═════ Data ═════

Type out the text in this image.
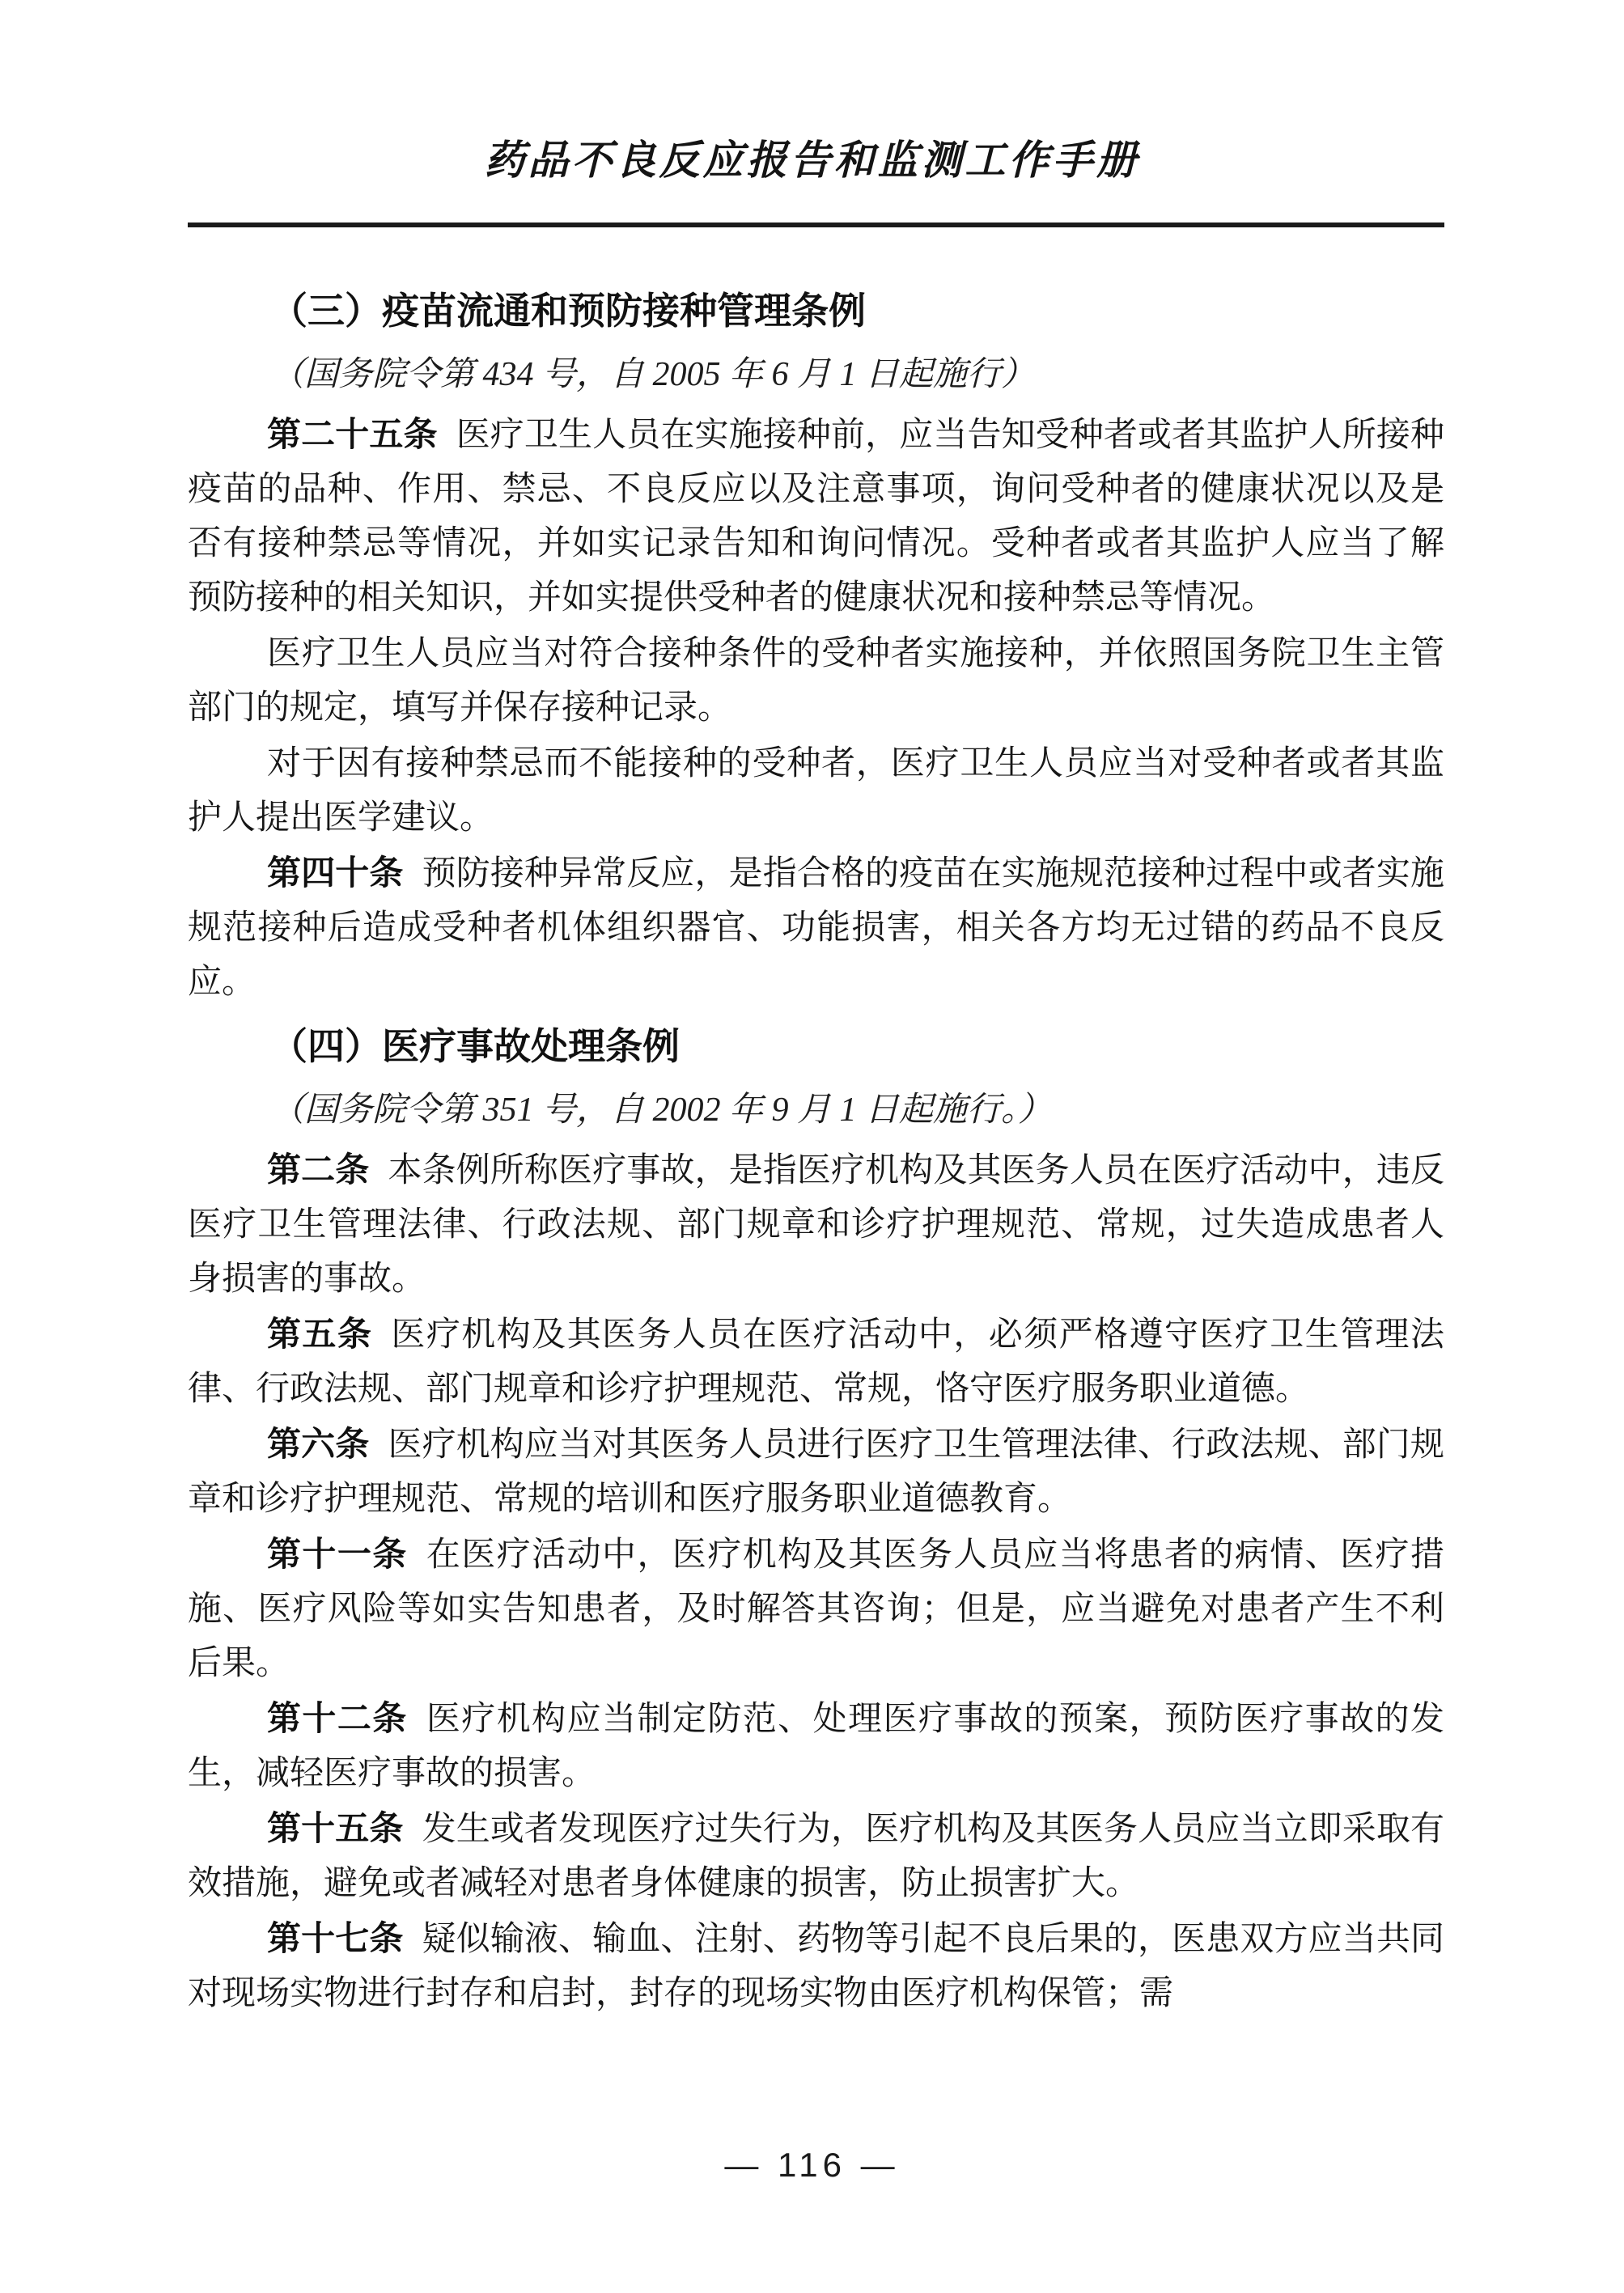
药品不良反应报告和监测工作手册
（三）疫苗流通和预防接种管理条例

（国务院令第 434 号，自 2005 年 6 月 1 日起施行）

第二十五条 医疗卫生人员在实施接种前，应当告知受种者或者其监护人所接种疫苗的品种、作用、禁忌、不良反应以及注意事项，询问受种者的健康状况以及是否有接种禁忌等情况，并如实记录告知和询问情况。受种者或者其监护人应当了解预防接种的相关知识，并如实提供受种者的健康状况和接种禁忌等情况。

医疗卫生人员应当对符合接种条件的受种者实施接种，并依照国务院卫生主管部门的规定，填写并保存接种记录。

对于因有接种禁忌而不能接种的受种者，医疗卫生人员应当对受种者或者其监护人提出医学建议。

第四十条 预防接种异常反应，是指合格的疫苗在实施规范接种过程中或者实施规范接种后造成受种者机体组织器官、功能损害，相关各方均无过错的药品不良反应。

（四）医疗事故处理条例

（国务院令第 351 号，自 2002 年 9 月 1 日起施行。）

第二条 本条例所称医疗事故，是指医疗机构及其医务人员在医疗活动中，违反医疗卫生管理法律、行政法规、部门规章和诊疗护理规范、常规，过失造成患者人身损害的事故。

第五条 医疗机构及其医务人员在医疗活动中，必须严格遵守医疗卫生管理法律、行政法规、部门规章和诊疗护理规范、常规，恪守医疗服务职业道德。

第六条 医疗机构应当对其医务人员进行医疗卫生管理法律、行政法规、部门规章和诊疗护理规范、常规的培训和医疗服务职业道德教育。

第十一条 在医疗活动中，医疗机构及其医务人员应当将患者的病情、医疗措施、医疗风险等如实告知患者，及时解答其咨询；但是，应当避免对患者产生不利后果。

第十二条 医疗机构应当制定防范、处理医疗事故的预案，预防医疗事故的发生，减轻医疗事故的损害。

第十五条 发生或者发现医疗过失行为，医疗机构及其医务人员应当立即采取有效措施，避免或者减轻对患者身体健康的损害，防止损害扩大。

第十七条 疑似输液、输血、注射、药物等引起不良后果的，医患双方应当共同对现场实物进行封存和启封，封存的现场实物由医疗机构保管；需

— 116 —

═════

▸ Task details
Report the count of lines in the entries that contain the string "行政法规", and nothing besides it.

▸ Answer for this exercise
3